REQUIRED TASK :: Find the string "Informationen" and gather every line that holds it.

SOURCE DATA ::
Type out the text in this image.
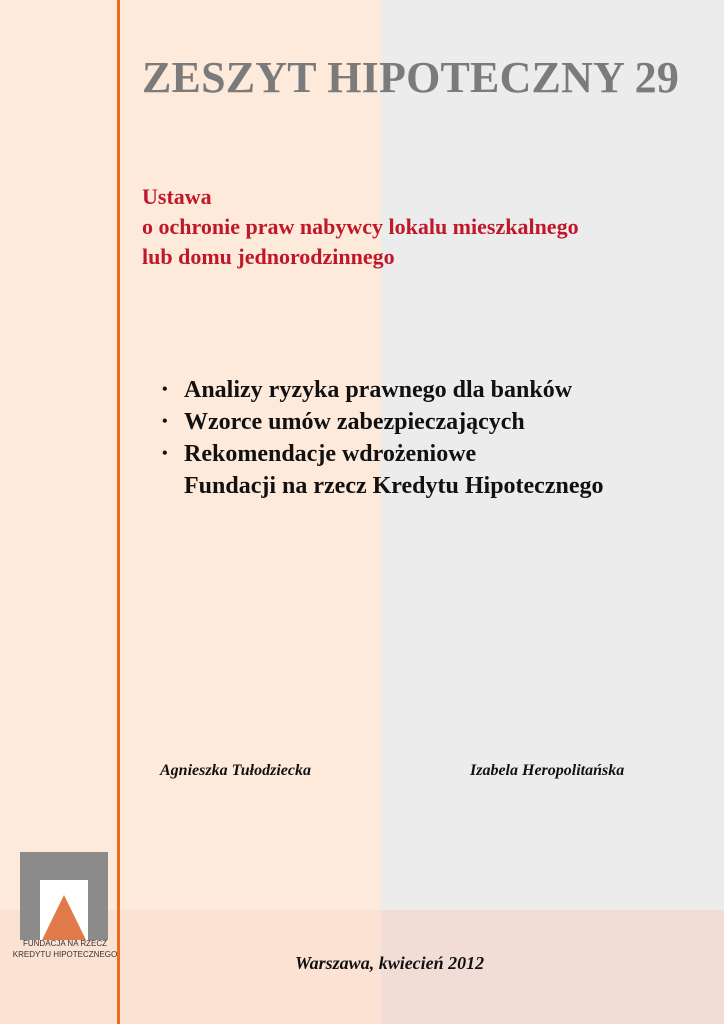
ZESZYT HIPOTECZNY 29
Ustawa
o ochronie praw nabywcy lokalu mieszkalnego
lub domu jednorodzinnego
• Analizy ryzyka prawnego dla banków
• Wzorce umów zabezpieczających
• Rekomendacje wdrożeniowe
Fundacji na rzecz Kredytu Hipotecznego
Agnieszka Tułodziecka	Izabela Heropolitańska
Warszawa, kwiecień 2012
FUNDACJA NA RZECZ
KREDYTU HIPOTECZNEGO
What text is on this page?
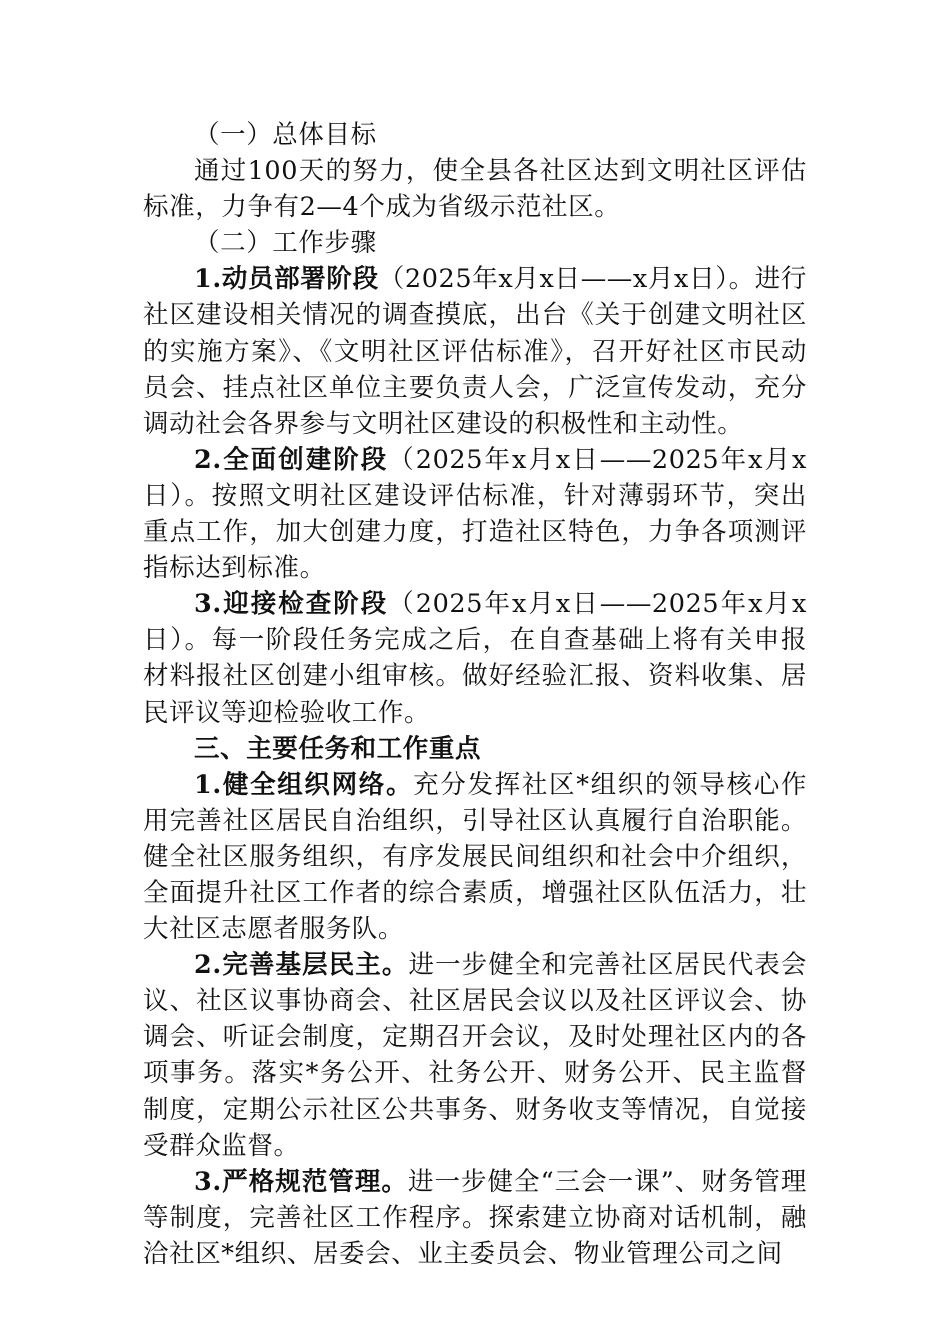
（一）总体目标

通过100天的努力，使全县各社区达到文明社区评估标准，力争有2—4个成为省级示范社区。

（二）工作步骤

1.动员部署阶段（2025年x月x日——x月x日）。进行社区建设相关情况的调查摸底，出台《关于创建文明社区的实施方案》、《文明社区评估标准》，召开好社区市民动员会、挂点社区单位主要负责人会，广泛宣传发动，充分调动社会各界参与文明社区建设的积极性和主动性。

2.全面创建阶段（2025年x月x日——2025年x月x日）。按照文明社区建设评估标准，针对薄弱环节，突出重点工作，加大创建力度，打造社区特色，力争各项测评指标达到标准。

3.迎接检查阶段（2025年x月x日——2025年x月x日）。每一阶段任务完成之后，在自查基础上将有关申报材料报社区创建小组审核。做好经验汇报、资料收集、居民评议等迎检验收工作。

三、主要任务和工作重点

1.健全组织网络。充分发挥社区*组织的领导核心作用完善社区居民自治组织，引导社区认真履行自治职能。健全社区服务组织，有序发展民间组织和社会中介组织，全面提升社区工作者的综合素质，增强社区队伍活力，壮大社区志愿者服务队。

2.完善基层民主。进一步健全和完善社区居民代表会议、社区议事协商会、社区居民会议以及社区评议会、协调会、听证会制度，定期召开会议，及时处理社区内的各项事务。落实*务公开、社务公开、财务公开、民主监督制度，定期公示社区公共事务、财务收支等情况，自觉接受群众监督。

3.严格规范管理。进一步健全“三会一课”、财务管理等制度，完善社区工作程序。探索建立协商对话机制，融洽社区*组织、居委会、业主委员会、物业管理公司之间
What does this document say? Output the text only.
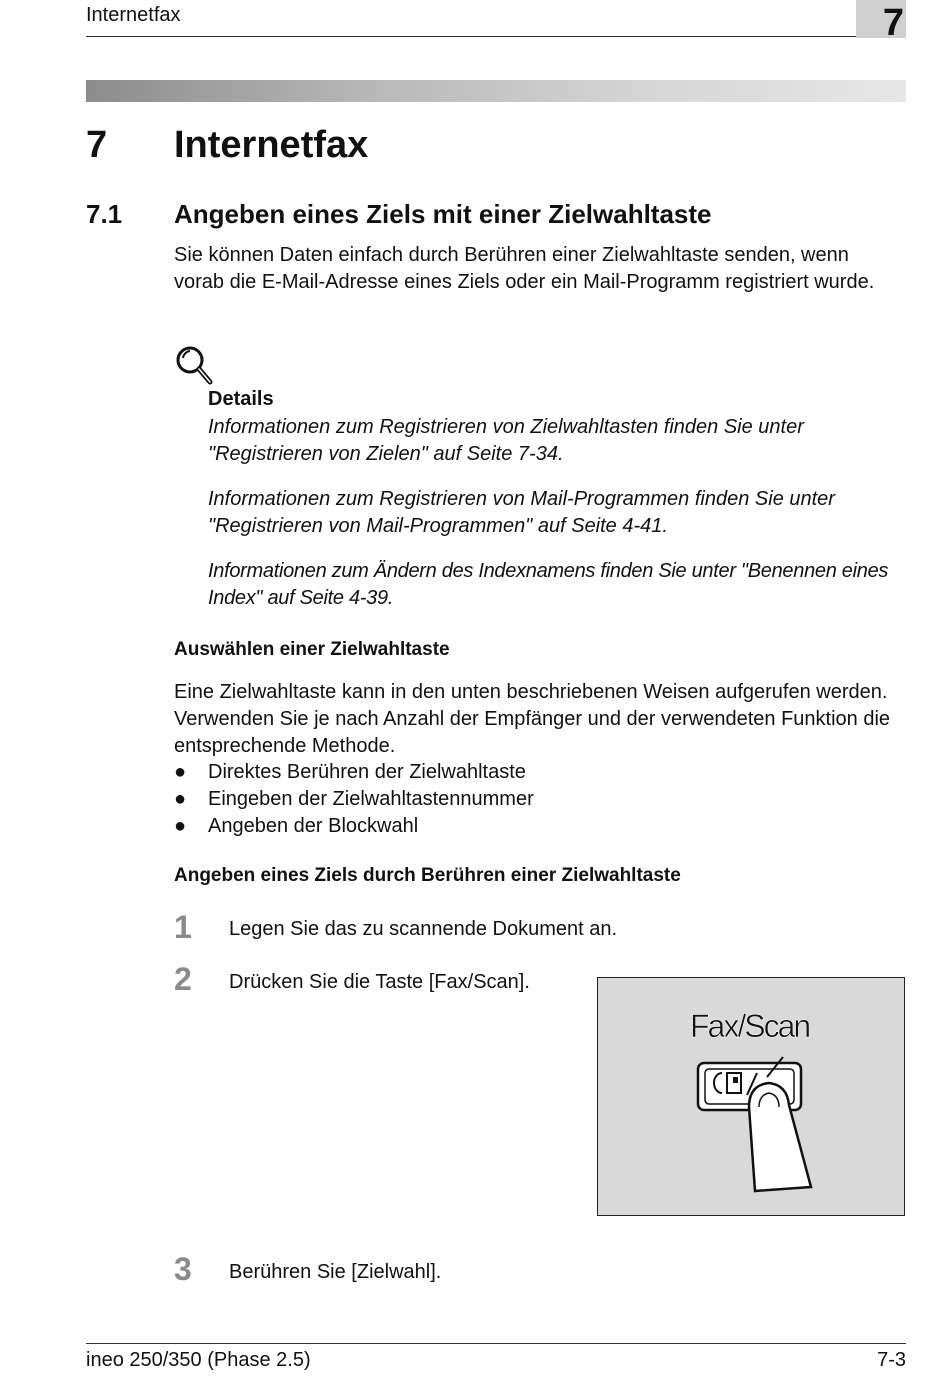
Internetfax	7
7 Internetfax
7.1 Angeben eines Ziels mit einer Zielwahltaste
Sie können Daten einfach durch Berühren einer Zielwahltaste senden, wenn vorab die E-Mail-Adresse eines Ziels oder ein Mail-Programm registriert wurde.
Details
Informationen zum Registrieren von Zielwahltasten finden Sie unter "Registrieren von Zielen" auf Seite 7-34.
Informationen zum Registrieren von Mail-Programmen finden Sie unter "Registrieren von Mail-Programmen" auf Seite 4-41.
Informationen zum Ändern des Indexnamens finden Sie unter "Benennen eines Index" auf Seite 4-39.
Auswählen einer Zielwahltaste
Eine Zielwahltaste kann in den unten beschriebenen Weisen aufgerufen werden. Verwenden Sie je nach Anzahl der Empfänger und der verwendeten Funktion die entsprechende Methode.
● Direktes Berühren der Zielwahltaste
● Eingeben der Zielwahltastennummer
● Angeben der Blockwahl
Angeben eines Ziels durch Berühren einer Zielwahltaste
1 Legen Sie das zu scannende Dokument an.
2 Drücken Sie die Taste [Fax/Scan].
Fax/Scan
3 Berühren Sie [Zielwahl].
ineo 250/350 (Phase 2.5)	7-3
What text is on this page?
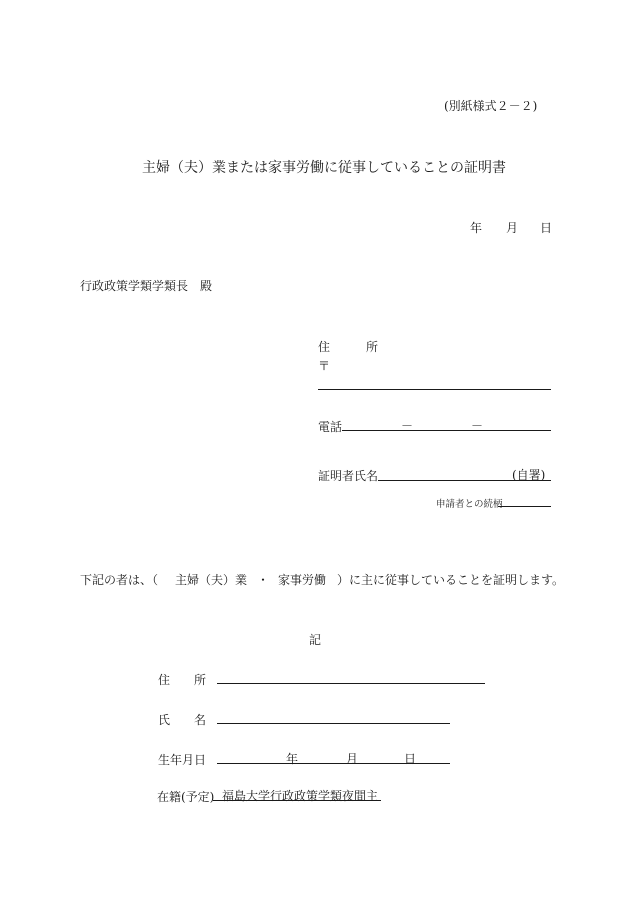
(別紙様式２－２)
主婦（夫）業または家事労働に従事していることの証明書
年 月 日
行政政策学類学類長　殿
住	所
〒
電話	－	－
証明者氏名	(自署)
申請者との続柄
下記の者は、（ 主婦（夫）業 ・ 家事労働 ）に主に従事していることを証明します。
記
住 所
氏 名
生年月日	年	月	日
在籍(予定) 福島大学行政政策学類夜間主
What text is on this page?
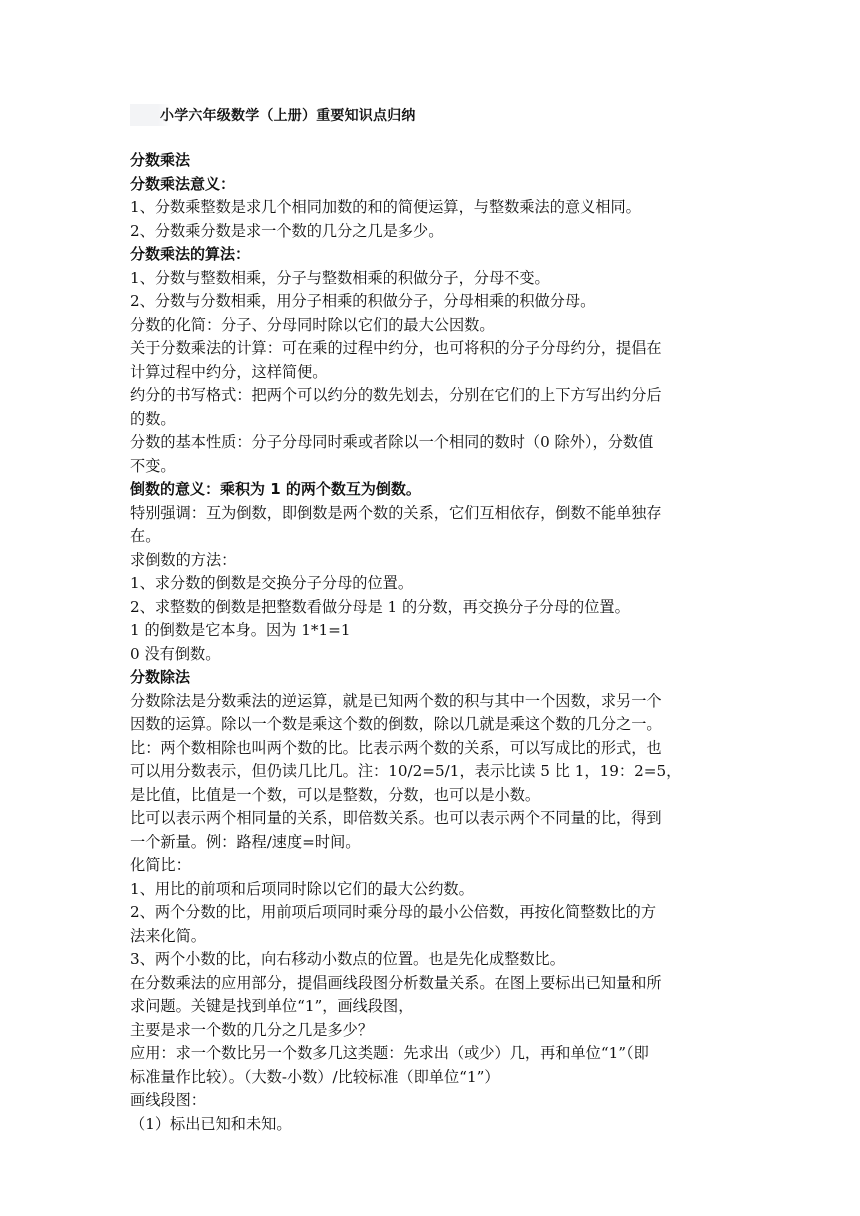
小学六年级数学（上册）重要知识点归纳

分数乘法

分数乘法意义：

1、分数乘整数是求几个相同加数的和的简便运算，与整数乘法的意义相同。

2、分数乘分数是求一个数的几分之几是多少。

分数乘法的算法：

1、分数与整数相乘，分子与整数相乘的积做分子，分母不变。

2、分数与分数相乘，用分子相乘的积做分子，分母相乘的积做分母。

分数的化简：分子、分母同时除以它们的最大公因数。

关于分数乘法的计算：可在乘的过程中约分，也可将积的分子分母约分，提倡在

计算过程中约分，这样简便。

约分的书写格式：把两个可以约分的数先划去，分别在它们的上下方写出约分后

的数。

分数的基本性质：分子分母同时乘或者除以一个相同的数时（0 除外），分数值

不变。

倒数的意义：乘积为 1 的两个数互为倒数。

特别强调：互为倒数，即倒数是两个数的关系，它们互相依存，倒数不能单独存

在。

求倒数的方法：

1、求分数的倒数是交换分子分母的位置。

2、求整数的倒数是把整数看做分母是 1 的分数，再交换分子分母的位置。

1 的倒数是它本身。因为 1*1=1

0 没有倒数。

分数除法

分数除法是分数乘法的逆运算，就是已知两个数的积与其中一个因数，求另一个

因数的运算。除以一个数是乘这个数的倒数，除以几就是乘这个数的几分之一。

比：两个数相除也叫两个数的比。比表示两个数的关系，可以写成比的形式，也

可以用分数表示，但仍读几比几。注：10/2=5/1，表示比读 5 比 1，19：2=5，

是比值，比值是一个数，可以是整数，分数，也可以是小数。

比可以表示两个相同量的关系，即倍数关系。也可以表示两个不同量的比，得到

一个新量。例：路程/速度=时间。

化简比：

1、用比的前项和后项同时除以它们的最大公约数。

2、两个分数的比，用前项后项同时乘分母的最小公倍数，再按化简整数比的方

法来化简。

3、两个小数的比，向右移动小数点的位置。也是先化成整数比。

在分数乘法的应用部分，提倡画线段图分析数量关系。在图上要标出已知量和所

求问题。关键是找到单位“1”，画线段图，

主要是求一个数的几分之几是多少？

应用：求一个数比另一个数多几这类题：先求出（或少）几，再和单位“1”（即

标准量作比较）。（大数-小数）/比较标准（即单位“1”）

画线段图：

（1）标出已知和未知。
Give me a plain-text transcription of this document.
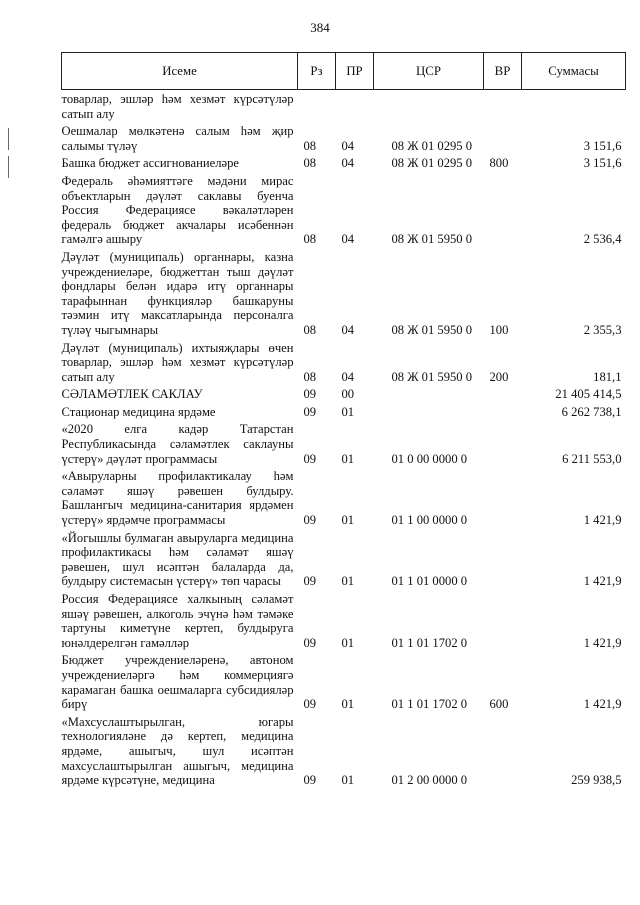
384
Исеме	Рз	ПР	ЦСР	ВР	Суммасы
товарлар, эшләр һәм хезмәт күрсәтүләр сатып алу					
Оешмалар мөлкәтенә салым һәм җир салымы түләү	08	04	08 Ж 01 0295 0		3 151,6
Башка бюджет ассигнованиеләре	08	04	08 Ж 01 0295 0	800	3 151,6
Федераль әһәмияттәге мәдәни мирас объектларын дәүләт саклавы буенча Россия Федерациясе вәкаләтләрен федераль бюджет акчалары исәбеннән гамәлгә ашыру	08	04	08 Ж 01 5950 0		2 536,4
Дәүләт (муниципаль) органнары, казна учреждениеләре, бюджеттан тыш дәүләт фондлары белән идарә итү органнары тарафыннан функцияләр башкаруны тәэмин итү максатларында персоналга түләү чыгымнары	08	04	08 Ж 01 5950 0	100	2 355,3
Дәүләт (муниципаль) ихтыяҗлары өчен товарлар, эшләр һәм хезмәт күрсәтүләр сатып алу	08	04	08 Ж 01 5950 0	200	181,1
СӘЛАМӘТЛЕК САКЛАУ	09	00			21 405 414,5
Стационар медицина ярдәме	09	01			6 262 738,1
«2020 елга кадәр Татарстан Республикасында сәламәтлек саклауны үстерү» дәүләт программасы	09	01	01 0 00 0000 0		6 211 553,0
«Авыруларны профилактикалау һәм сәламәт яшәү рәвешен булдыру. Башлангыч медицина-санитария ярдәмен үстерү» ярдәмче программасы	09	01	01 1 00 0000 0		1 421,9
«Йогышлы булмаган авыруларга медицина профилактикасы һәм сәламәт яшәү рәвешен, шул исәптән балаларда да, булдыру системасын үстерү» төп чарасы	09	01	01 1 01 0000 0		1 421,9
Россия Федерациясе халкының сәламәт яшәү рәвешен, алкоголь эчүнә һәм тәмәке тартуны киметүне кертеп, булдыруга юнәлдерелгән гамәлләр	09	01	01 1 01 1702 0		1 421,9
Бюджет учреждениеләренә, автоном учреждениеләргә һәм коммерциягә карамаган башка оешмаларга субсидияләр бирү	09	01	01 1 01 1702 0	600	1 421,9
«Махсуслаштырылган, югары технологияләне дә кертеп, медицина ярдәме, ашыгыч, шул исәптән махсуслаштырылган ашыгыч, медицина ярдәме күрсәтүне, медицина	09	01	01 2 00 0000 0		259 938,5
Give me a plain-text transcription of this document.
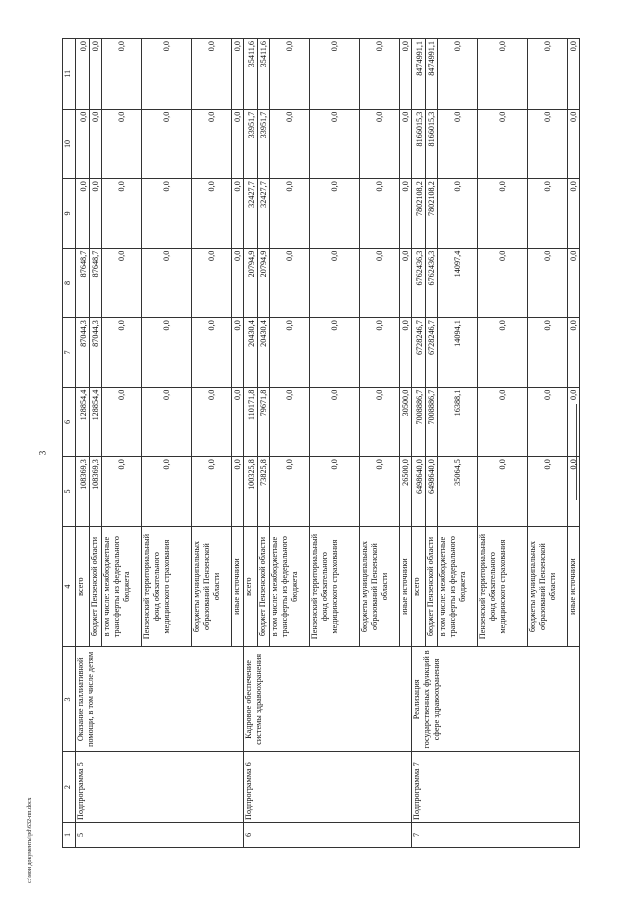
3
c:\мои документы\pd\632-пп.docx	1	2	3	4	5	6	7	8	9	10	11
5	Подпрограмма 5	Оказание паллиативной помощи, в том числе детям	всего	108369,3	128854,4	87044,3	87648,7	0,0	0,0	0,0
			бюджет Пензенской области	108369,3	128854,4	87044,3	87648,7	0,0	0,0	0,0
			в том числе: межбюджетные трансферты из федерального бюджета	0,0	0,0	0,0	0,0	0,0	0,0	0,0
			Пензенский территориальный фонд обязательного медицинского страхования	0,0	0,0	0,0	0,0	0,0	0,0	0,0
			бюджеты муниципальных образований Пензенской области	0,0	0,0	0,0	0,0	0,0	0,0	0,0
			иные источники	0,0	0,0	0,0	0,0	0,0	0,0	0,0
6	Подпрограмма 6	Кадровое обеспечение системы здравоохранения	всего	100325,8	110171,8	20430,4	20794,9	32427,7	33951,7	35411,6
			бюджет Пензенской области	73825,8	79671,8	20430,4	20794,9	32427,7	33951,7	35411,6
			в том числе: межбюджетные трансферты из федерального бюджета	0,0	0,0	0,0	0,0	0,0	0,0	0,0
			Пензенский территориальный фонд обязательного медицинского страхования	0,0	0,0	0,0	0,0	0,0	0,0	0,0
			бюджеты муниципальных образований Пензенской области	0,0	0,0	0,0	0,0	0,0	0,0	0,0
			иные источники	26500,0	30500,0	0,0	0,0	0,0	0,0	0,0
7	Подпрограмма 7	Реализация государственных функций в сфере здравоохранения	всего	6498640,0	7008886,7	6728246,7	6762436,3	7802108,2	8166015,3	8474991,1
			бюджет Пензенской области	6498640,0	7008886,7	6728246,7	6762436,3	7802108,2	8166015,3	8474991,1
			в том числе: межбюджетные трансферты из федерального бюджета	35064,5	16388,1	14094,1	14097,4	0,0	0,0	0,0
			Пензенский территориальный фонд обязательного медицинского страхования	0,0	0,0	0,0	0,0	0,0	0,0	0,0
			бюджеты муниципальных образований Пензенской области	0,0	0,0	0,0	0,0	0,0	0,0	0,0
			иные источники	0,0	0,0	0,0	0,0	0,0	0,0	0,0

SOLUTION TO THIS EXERCISE ::
Informationen zum Registrieren von Zielwahltasten finden Sie unter "Registrieren von Zielen" auf Seite 7-34.
Informationen zum Registrieren von Mail-Programmen finden Sie unter "Registrieren von Mail-Programmen" auf Seite 4-41.
Informationen zum Ändern des Indexnamens finden Sie unter "Benennen eines Index" auf Seite 4-39.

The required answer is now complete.